# Task details:
Say how many lines include the word "Fehlwürfe", using only a number.

# Material for this task:
——

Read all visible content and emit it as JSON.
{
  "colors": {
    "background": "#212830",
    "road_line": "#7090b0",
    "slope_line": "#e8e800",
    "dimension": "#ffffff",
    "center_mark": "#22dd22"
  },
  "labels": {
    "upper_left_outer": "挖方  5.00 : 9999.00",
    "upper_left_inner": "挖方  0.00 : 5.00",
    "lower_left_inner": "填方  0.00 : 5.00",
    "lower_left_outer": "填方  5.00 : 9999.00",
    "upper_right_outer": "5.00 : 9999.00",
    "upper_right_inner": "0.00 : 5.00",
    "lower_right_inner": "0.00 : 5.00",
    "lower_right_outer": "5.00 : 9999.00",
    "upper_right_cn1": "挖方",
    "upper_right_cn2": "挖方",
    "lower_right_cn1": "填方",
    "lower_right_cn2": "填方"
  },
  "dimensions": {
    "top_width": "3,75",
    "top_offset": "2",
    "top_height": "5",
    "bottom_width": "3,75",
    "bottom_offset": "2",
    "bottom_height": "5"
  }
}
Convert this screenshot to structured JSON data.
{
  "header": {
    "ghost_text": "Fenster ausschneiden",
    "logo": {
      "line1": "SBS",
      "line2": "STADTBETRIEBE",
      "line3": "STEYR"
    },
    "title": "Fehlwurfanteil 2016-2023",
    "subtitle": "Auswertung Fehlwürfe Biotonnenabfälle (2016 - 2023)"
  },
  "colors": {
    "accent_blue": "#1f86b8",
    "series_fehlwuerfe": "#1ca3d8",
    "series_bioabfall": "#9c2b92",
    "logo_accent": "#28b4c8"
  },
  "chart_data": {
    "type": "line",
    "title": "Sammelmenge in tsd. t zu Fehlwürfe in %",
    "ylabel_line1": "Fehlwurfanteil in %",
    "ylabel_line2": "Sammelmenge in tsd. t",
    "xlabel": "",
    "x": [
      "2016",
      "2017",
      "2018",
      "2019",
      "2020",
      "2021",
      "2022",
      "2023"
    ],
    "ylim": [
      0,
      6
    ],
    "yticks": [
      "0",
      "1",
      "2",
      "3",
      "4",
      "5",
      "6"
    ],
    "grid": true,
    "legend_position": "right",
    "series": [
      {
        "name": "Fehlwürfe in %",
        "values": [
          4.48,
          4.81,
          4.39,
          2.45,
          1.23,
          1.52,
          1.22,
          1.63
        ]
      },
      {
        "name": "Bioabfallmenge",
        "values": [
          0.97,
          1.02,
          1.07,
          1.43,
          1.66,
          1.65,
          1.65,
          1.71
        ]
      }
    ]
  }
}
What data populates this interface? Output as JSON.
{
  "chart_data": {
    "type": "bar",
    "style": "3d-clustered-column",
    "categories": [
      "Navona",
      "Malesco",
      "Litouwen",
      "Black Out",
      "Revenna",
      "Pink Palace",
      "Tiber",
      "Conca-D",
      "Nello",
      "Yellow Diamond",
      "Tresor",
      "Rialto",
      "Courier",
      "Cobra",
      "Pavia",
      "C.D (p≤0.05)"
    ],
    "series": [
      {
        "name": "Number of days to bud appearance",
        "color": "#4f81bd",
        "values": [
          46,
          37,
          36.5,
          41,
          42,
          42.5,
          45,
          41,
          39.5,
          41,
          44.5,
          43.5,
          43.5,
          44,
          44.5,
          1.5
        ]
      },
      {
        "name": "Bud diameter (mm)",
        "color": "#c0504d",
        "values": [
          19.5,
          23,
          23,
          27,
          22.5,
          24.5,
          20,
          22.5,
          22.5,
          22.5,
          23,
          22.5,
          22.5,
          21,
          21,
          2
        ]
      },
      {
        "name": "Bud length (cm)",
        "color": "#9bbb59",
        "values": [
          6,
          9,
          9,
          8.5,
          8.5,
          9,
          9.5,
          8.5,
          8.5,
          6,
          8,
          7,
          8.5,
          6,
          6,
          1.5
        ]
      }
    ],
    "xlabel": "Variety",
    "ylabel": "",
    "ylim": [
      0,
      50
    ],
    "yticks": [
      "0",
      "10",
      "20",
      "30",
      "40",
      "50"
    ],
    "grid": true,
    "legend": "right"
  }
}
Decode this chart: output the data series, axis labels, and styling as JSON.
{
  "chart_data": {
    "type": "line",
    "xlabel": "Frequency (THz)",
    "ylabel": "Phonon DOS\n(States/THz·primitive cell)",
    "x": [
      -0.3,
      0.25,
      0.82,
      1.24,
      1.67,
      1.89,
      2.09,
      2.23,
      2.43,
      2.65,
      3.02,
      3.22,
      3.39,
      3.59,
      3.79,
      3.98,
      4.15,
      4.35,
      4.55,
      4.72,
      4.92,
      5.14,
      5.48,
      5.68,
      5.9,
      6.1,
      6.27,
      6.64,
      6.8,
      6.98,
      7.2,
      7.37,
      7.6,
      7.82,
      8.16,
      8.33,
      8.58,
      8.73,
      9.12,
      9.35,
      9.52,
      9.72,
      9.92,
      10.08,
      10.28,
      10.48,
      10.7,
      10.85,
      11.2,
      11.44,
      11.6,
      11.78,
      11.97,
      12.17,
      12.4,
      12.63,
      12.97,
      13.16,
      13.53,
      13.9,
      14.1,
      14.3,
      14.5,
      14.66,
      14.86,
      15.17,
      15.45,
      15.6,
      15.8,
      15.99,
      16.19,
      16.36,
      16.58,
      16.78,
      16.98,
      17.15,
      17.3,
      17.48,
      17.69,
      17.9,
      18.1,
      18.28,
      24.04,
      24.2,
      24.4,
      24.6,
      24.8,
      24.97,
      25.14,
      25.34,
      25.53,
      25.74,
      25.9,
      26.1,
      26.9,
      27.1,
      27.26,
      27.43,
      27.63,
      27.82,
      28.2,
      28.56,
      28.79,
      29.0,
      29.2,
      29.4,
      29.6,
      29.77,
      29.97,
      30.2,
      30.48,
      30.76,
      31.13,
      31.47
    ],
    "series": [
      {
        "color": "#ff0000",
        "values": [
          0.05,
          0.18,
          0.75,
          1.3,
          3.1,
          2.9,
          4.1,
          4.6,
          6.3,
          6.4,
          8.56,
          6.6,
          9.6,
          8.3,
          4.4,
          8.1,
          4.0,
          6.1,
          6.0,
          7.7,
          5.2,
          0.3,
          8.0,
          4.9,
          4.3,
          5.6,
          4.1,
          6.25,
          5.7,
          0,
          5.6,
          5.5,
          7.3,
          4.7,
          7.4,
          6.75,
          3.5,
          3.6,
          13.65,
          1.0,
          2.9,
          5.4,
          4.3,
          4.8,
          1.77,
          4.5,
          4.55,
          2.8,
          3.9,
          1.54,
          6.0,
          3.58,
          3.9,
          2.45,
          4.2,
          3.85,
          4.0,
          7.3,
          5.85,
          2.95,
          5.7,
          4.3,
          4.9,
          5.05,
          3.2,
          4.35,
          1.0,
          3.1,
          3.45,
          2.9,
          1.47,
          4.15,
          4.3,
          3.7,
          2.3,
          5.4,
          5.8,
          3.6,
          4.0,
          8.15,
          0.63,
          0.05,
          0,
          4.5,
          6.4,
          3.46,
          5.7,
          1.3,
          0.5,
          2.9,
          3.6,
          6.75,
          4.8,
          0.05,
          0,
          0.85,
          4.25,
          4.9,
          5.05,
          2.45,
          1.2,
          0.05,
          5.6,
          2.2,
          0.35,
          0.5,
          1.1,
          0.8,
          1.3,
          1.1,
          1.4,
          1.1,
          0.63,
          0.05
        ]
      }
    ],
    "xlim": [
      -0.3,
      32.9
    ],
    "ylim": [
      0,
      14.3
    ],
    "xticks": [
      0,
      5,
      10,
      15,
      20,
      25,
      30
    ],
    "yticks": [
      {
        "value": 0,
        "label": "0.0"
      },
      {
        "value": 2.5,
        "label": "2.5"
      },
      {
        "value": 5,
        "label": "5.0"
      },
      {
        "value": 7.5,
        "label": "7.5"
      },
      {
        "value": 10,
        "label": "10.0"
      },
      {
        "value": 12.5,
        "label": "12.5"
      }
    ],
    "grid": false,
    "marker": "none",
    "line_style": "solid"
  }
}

——

# Task response:
3